What the task requires: Your answer should be a single number: the count of lines that hold the word "take".

Dataset excerpt:

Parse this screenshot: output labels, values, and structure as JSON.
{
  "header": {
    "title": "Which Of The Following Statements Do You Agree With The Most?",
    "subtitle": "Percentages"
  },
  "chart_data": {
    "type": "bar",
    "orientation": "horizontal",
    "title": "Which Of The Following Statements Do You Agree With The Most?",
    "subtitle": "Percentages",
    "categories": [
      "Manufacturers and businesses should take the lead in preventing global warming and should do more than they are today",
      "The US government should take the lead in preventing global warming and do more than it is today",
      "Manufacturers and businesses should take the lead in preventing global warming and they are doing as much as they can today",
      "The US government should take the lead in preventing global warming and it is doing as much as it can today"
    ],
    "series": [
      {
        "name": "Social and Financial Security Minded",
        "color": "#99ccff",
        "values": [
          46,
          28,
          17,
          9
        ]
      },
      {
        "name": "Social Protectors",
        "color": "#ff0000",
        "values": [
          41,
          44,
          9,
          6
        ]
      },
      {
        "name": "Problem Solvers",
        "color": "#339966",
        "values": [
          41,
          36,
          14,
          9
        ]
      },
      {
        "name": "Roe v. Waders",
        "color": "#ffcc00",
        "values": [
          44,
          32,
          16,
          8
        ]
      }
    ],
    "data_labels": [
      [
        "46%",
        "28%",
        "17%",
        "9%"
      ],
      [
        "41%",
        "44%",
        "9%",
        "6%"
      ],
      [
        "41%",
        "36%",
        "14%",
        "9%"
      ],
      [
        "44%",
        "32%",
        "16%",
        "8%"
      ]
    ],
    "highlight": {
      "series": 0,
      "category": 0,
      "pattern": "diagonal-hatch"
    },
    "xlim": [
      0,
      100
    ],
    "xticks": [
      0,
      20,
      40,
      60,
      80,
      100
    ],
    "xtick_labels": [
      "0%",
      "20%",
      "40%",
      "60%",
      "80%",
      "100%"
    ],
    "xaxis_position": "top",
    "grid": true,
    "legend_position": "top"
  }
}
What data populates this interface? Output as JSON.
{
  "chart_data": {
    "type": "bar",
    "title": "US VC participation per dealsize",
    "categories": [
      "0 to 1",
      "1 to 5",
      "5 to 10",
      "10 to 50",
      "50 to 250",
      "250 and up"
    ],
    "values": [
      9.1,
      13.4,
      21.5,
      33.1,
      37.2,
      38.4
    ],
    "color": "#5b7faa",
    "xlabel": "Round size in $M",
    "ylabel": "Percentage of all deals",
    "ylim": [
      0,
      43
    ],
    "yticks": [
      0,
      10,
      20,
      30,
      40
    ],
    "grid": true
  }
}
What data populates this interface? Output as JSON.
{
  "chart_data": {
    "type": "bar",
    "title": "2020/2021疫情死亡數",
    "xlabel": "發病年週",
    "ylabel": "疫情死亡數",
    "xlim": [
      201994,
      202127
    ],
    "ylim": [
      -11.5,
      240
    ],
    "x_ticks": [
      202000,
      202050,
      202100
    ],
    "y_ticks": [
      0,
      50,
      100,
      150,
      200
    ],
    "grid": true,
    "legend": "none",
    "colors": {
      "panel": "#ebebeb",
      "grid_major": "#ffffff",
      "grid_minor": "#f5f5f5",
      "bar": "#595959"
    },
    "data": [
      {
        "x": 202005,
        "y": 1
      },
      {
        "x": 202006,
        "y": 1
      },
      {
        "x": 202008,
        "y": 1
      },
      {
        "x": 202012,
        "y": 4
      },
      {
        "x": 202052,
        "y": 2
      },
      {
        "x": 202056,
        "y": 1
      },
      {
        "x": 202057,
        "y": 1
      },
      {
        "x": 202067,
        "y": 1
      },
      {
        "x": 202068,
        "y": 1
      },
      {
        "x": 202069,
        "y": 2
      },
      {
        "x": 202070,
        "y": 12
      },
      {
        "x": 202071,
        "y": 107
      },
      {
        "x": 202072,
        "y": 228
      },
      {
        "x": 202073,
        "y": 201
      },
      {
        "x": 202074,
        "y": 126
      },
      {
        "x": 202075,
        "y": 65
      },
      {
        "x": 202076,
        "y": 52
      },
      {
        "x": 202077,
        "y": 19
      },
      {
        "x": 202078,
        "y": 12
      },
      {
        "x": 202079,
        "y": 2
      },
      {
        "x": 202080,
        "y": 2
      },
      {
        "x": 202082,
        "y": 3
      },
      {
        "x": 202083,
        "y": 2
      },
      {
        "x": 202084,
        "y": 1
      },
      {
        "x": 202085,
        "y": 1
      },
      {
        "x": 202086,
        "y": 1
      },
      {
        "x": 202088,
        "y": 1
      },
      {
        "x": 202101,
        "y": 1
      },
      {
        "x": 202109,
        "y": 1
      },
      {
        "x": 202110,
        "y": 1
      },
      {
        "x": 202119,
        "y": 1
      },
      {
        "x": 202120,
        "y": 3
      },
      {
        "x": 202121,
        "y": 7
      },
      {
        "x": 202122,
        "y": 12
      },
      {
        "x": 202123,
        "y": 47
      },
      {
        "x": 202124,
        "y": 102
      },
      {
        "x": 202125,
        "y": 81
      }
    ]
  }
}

Answer for the task: 4